**TO BE DONE:** Return every line of the records below verbatim, with no pictures in the copy.

**DATA SHOWN:**
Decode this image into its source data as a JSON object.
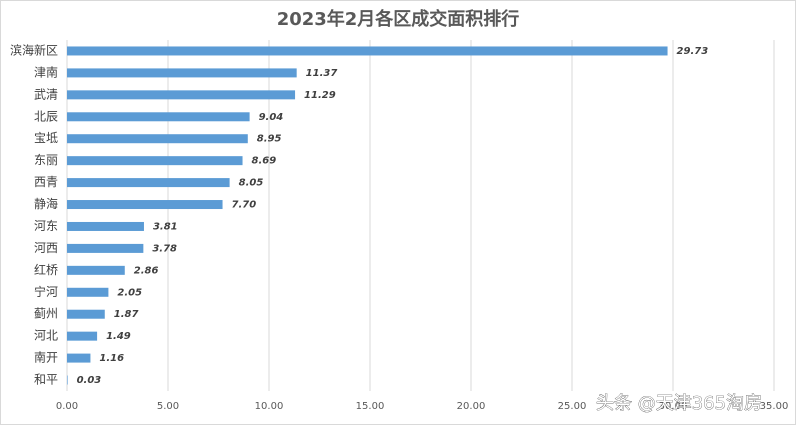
{
  "chart_data": {
    "type": "bar",
    "orientation": "horizontal",
    "title": "2023年2月各区成交面积排行",
    "categories": [
      "滨海新区",
      "津南",
      "武清",
      "北辰",
      "宝坻",
      "东丽",
      "西青",
      "静海",
      "河东",
      "河西",
      "红桥",
      "宁河",
      "蓟州",
      "河北",
      "南开",
      "和平"
    ],
    "values": [
      29.73,
      11.37,
      11.29,
      9.04,
      8.95,
      8.69,
      8.05,
      7.7,
      3.81,
      3.78,
      2.86,
      2.05,
      1.87,
      1.49,
      1.16,
      0.03
    ],
    "value_labels": [
      "29.73",
      "11.37",
      "11.29",
      "9.04",
      "8.95",
      "8.69",
      "8.05",
      "7.70",
      "3.81",
      "3.78",
      "2.86",
      "2.05",
      "1.87",
      "1.49",
      "1.16",
      "0.03"
    ],
    "color": "#5b9bd5",
    "xlim": [
      0,
      35
    ],
    "xticks": [
      {
        "value": 0,
        "label": "0.00"
      },
      {
        "value": 5,
        "label": "5.00"
      },
      {
        "value": 10,
        "label": "10.00"
      },
      {
        "value": 15,
        "label": "15.00"
      },
      {
        "value": 20,
        "label": "20.00"
      },
      {
        "value": 25,
        "label": "25.00"
      },
      {
        "value": 30,
        "label": "30.00"
      },
      {
        "value": 35,
        "label": "35.00"
      }
    ],
    "grid": true,
    "watermark": "头条 @天津365淘房"
  }
}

**RESPONSE BELOW:**
Decode this image into its source data as a JSON object.
{
  "chart_data": {
    "type": "bar",
    "orientation": "horizontal",
    "title": "2023年2月各区成交面积排行",
    "categories": [
      "滨海新区",
      "津南",
      "武清",
      "北辰",
      "宝坻",
      "东丽",
      "西青",
      "静海",
      "河东",
      "河西",
      "红桥",
      "宁河",
      "蓟州",
      "河北",
      "南开",
      "和平"
    ],
    "values": [
      29.73,
      11.37,
      11.29,
      9.04,
      8.95,
      8.69,
      8.05,
      7.7,
      3.81,
      3.78,
      2.86,
      2.05,
      1.87,
      1.49,
      1.16,
      0.03
    ],
    "value_labels": [
      "29.73",
      "11.37",
      "11.29",
      "9.04",
      "8.95",
      "8.69",
      "8.05",
      "7.70",
      "3.81",
      "3.78",
      "2.86",
      "2.05",
      "1.87",
      "1.49",
      "1.16",
      "0.03"
    ],
    "color": "#5b9bd5",
    "xlim": [
      0,
      35
    ],
    "xticks": [
      {
        "value": 0,
        "label": "0.00"
      },
      {
        "value": 5,
        "label": "5.00"
      },
      {
        "value": 10,
        "label": "10.00"
      },
      {
        "value": 15,
        "label": "15.00"
      },
      {
        "value": 20,
        "label": "20.00"
      },
      {
        "value": 25,
        "label": "25.00"
      },
      {
        "value": 30,
        "label": "30.00"
      },
      {
        "value": 35,
        "label": "35.00"
      }
    ],
    "grid": true,
    "watermark": "头条 @天津365淘房"
  }
}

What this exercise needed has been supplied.